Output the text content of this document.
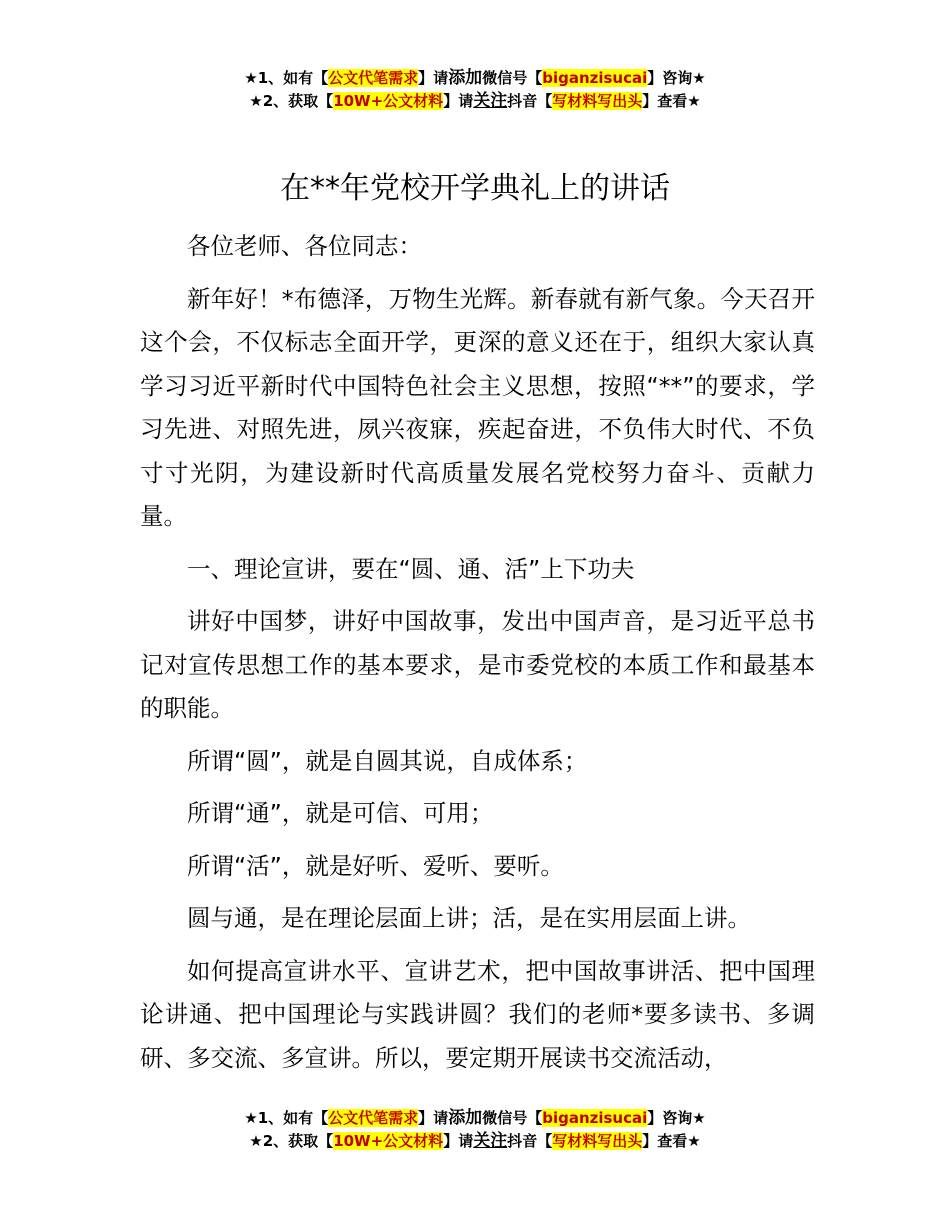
★1、如有【公文代笔需求】请添加微信号【biganzisucai】咨询★
★2、获取【10W+公文材料】请关注抖音【写材料写出头】查看★
在**年党校开学典礼上的讲话

各位老师、各位同志：

新年好！*布德泽，万物生光辉。新春就有新气象。今天召开这个会，不仅标志全面开学，更深的意义还在于，组织大家认真学习习近平新时代中国特色社会主义思想，按照“**”的要求，学习先进、对照先进，夙兴夜寐，疾起奋进，不负伟大时代、不负寸寸光阴，为建设新时代高质量发展名党校努力奋斗、贡献力量。

一、理论宣讲，要在“圆、通、活”上下功夫

讲好中国梦，讲好中国故事，发出中国声音，是习近平总书记对宣传思想工作的基本要求，是市委党校的本质工作和最基本的职能。

所谓“圆”，就是自圆其说，自成体系；

所谓“通”，就是可信、可用；

所谓“活”，就是好听、爱听、要听。

圆与通，是在理论层面上讲；活，是在实用层面上讲。

如何提高宣讲水平、宣讲艺术，把中国故事讲活、把中国理论讲通、把中国理论与实践讲圆？我们的老师*要多读书、多调研、多交流、多宣讲。所以，要定期开展读书交流活动，

★1、如有【公文代笔需求】请添加微信号【biganzisucai】咨询★
★2、获取【10W+公文材料】请关注抖音【写材料写出头】查看★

#### TASK DIRECTIONS:
Reproduce the full listing above verbatim, with no pictures included.

#### RESPONSE:
Output the text content of this document.
★1、如有【公文代笔需求】请添加微信号【biganzisucai】咨询★
★2、获取【10W+公文材料】请关注抖音【写材料写出头】查看★
在**年党校开学典礼上的讲话

各位老师、各位同志：

新年好！*布德泽，万物生光辉。新春就有新气象。今天召开这个会，不仅标志全面开学，更深的意义还在于，组织大家认真学习习近平新时代中国特色社会主义思想，按照“**”的要求，学习先进、对照先进，夙兴夜寐，疾起奋进，不负伟大时代、不负寸寸光阴，为建设新时代高质量发展名党校努力奋斗、贡献力量。

一、理论宣讲，要在“圆、通、活”上下功夫

讲好中国梦，讲好中国故事，发出中国声音，是习近平总书记对宣传思想工作的基本要求，是市委党校的本质工作和最基本的职能。

所谓“圆”，就是自圆其说，自成体系；

所谓“通”，就是可信、可用；

所谓“活”，就是好听、爱听、要听。

圆与通，是在理论层面上讲；活，是在实用层面上讲。

如何提高宣讲水平、宣讲艺术，把中国故事讲活、把中国理论讲通、把中国理论与实践讲圆？我们的老师*要多读书、多调研、多交流、多宣讲。所以，要定期开展读书交流活动，

★1、如有【公文代笔需求】请添加微信号【biganzisucai】咨询★
★2、获取【10W+公文材料】请关注抖音【写材料写出头】查看★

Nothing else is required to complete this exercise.